Directions: Print all of the data exactly.

* Start Supplied data *

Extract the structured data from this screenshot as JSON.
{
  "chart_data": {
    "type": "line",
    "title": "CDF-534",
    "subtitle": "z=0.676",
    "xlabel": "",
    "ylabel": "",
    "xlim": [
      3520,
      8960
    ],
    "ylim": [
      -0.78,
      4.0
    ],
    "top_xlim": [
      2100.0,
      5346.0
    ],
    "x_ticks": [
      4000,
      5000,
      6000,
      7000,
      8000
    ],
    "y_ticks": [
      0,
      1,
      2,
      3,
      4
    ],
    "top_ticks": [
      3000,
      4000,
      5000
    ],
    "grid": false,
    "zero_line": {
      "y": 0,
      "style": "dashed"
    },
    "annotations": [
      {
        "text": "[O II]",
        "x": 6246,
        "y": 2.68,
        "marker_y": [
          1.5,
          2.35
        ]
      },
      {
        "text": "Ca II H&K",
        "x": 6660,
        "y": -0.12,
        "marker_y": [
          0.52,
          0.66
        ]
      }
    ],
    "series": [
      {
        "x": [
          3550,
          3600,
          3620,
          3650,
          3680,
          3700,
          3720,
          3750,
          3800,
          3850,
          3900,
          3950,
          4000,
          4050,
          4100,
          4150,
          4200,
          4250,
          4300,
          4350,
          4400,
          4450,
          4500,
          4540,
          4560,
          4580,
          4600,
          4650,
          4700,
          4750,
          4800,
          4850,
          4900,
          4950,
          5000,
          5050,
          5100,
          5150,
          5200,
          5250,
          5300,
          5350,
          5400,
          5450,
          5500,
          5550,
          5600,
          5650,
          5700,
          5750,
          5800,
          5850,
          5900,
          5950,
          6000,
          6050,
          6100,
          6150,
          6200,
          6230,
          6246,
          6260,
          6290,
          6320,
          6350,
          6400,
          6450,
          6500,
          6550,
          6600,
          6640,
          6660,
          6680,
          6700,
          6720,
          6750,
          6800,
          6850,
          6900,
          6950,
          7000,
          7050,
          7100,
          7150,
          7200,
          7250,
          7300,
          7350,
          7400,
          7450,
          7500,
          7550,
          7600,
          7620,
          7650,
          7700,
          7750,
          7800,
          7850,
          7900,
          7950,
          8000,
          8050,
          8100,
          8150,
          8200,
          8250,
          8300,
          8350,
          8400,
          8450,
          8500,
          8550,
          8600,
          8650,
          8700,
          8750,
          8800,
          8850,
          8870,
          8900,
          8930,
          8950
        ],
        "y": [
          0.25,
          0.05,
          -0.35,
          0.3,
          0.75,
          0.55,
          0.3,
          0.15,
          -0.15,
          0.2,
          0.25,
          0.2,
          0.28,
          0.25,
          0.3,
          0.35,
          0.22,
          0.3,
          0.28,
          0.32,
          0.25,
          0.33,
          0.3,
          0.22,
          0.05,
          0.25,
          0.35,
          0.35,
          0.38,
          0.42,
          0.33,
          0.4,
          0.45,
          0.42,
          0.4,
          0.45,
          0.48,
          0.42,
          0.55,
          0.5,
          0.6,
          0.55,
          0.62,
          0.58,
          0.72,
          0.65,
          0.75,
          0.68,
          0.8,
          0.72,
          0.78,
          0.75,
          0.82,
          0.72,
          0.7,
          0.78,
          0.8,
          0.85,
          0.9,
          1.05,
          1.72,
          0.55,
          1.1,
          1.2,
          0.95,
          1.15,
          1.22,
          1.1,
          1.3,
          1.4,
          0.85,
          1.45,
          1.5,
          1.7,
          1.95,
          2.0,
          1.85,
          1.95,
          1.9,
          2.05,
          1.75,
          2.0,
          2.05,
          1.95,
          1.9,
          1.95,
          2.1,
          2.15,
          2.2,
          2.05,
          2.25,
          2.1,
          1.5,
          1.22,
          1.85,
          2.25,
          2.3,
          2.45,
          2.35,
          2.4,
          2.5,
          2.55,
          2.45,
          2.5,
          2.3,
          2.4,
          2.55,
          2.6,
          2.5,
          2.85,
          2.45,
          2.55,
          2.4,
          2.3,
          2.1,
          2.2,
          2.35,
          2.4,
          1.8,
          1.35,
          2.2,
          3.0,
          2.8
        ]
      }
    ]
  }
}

* End Supplied data *

Exercise answer:
Extract the structured data from this screenshot as JSON.
{
  "chart_data": {
    "type": "line",
    "title": "CDF-534",
    "subtitle": "z=0.676",
    "xlabel": "",
    "ylabel": "",
    "xlim": [
      3520,
      8960
    ],
    "ylim": [
      -0.78,
      4.0
    ],
    "top_xlim": [
      2100.0,
      5346.0
    ],
    "x_ticks": [
      4000,
      5000,
      6000,
      7000,
      8000
    ],
    "y_ticks": [
      0,
      1,
      2,
      3,
      4
    ],
    "top_ticks": [
      3000,
      4000,
      5000
    ],
    "grid": false,
    "zero_line": {
      "y": 0,
      "style": "dashed"
    },
    "annotations": [
      {
        "text": "[O II]",
        "x": 6246,
        "y": 2.68,
        "marker_y": [
          1.5,
          2.35
        ]
      },
      {
        "text": "Ca II H&K",
        "x": 6660,
        "y": -0.12,
        "marker_y": [
          0.52,
          0.66
        ]
      }
    ],
    "series": [
      {
        "x": [
          3550,
          3600,
          3620,
          3650,
          3680,
          3700,
          3720,
          3750,
          3800,
          3850,
          3900,
          3950,
          4000,
          4050,
          4100,
          4150,
          4200,
          4250,
          4300,
          4350,
          4400,
          4450,
          4500,
          4540,
          4560,
          4580,
          4600,
          4650,
          4700,
          4750,
          4800,
          4850,
          4900,
          4950,
          5000,
          5050,
          5100,
          5150,
          5200,
          5250,
          5300,
          5350,
          5400,
          5450,
          5500,
          5550,
          5600,
          5650,
          5700,
          5750,
          5800,
          5850,
          5900,
          5950,
          6000,
          6050,
          6100,
          6150,
          6200,
          6230,
          6246,
          6260,
          6290,
          6320,
          6350,
          6400,
          6450,
          6500,
          6550,
          6600,
          6640,
          6660,
          6680,
          6700,
          6720,
          6750,
          6800,
          6850,
          6900,
          6950,
          7000,
          7050,
          7100,
          7150,
          7200,
          7250,
          7300,
          7350,
          7400,
          7450,
          7500,
          7550,
          7600,
          7620,
          7650,
          7700,
          7750,
          7800,
          7850,
          7900,
          7950,
          8000,
          8050,
          8100,
          8150,
          8200,
          8250,
          8300,
          8350,
          8400,
          8450,
          8500,
          8550,
          8600,
          8650,
          8700,
          8750,
          8800,
          8850,
          8870,
          8900,
          8930,
          8950
        ],
        "y": [
          0.25,
          0.05,
          -0.35,
          0.3,
          0.75,
          0.55,
          0.3,
          0.15,
          -0.15,
          0.2,
          0.25,
          0.2,
          0.28,
          0.25,
          0.3,
          0.35,
          0.22,
          0.3,
          0.28,
          0.32,
          0.25,
          0.33,
          0.3,
          0.22,
          0.05,
          0.25,
          0.35,
          0.35,
          0.38,
          0.42,
          0.33,
          0.4,
          0.45,
          0.42,
          0.4,
          0.45,
          0.48,
          0.42,
          0.55,
          0.5,
          0.6,
          0.55,
          0.62,
          0.58,
          0.72,
          0.65,
          0.75,
          0.68,
          0.8,
          0.72,
          0.78,
          0.75,
          0.82,
          0.72,
          0.7,
          0.78,
          0.8,
          0.85,
          0.9,
          1.05,
          1.72,
          0.55,
          1.1,
          1.2,
          0.95,
          1.15,
          1.22,
          1.1,
          1.3,
          1.4,
          0.85,
          1.45,
          1.5,
          1.7,
          1.95,
          2.0,
          1.85,
          1.95,
          1.9,
          2.05,
          1.75,
          2.0,
          2.05,
          1.95,
          1.9,
          1.95,
          2.1,
          2.15,
          2.2,
          2.05,
          2.25,
          2.1,
          1.5,
          1.22,
          1.85,
          2.25,
          2.3,
          2.45,
          2.35,
          2.4,
          2.5,
          2.55,
          2.45,
          2.5,
          2.3,
          2.4,
          2.55,
          2.6,
          2.5,
          2.85,
          2.45,
          2.55,
          2.4,
          2.3,
          2.1,
          2.2,
          2.35,
          2.4,
          1.8,
          1.35,
          2.2,
          3.0,
          2.8
        ]
      }
    ]
  }
}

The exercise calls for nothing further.